Recorded data
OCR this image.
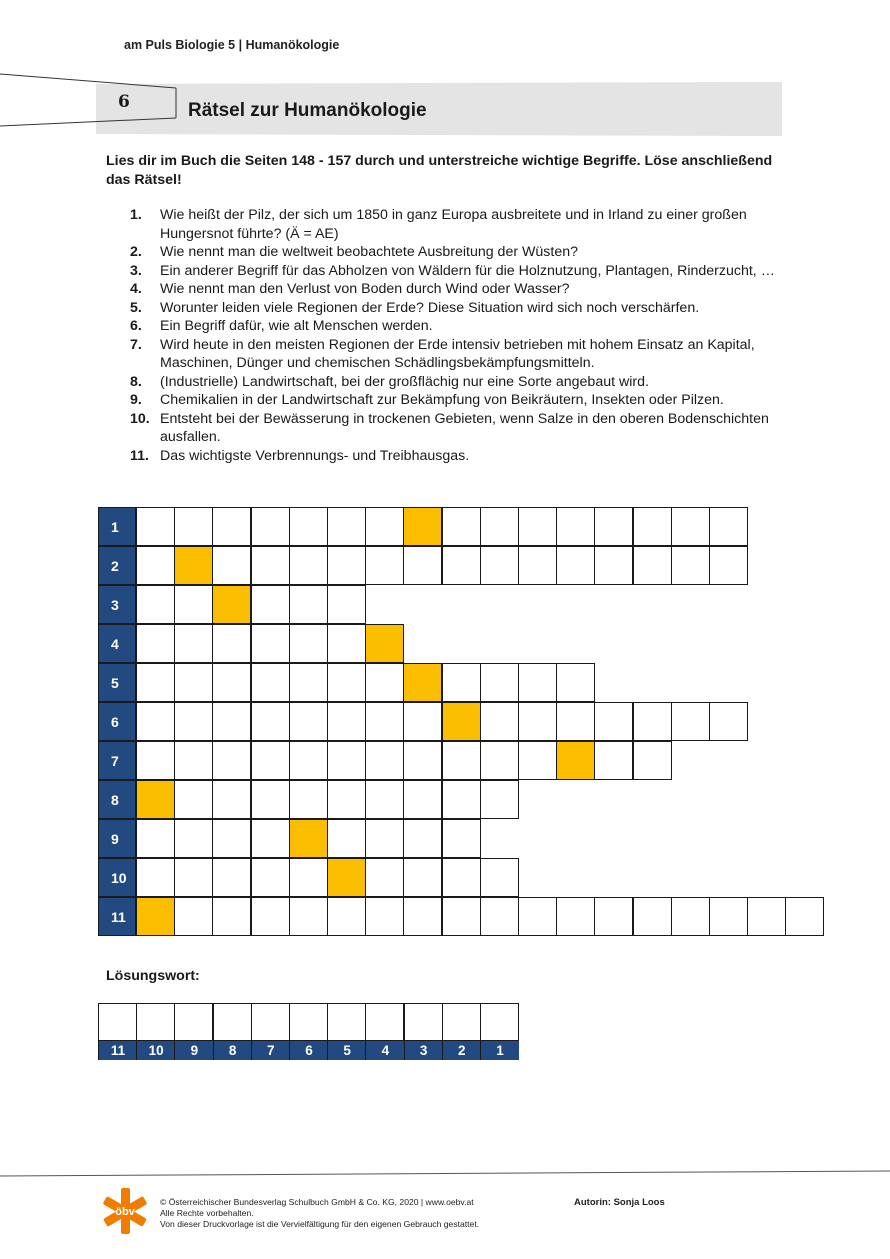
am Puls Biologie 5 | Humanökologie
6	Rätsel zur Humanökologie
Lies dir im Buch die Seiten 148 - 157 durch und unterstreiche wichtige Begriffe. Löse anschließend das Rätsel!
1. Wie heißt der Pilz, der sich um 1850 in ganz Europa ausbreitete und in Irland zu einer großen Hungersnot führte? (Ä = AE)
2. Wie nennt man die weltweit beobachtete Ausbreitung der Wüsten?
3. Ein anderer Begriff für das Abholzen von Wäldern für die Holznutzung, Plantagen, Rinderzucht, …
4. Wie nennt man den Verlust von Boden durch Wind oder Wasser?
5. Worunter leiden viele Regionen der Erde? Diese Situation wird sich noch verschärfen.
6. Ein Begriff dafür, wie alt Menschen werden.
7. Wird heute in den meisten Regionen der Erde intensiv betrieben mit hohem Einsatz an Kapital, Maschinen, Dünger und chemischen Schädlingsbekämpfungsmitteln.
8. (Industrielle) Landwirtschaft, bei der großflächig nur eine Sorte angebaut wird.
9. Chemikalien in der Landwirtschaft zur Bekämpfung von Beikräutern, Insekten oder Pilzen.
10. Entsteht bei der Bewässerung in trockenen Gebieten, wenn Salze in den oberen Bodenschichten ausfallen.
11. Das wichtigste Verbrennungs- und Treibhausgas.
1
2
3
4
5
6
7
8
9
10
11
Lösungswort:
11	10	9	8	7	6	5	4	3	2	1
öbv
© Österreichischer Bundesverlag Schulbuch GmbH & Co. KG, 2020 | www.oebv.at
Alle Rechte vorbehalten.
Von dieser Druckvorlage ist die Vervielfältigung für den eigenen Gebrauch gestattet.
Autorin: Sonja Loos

**Short problem:** Write out the full listing verbatim, excluding its pictures.

**Result:**
OCR this image.
am Puls Biologie 5 | Humanökologie
6	Rätsel zur Humanökologie
Lies dir im Buch die Seiten 148 - 157 durch und unterstreiche wichtige Begriffe. Löse anschließend das Rätsel!
1. Wie heißt der Pilz, der sich um 1850 in ganz Europa ausbreitete und in Irland zu einer großen Hungersnot führte? (Ä = AE)
2. Wie nennt man die weltweit beobachtete Ausbreitung der Wüsten?
3. Ein anderer Begriff für das Abholzen von Wäldern für die Holznutzung, Plantagen, Rinderzucht, …
4. Wie nennt man den Verlust von Boden durch Wind oder Wasser?
5. Worunter leiden viele Regionen der Erde? Diese Situation wird sich noch verschärfen.
6. Ein Begriff dafür, wie alt Menschen werden.
7. Wird heute in den meisten Regionen der Erde intensiv betrieben mit hohem Einsatz an Kapital, Maschinen, Dünger und chemischen Schädlingsbekämpfungsmitteln.
8. (Industrielle) Landwirtschaft, bei der großflächig nur eine Sorte angebaut wird.
9. Chemikalien in der Landwirtschaft zur Bekämpfung von Beikräutern, Insekten oder Pilzen.
10. Entsteht bei der Bewässerung in trockenen Gebieten, wenn Salze in den oberen Bodenschichten ausfallen.
11. Das wichtigste Verbrennungs- und Treibhausgas.
1
2
3
4
5
6
7
8
9
10
11
Lösungswort:
11	10	9	8	7	6	5	4	3	2	1
öbv
© Österreichischer Bundesverlag Schulbuch GmbH & Co. KG, 2020 | www.oebv.at
Alle Rechte vorbehalten.
Von dieser Druckvorlage ist die Vervielfältigung für den eigenen Gebrauch gestattet.
Autorin: Sonja Loos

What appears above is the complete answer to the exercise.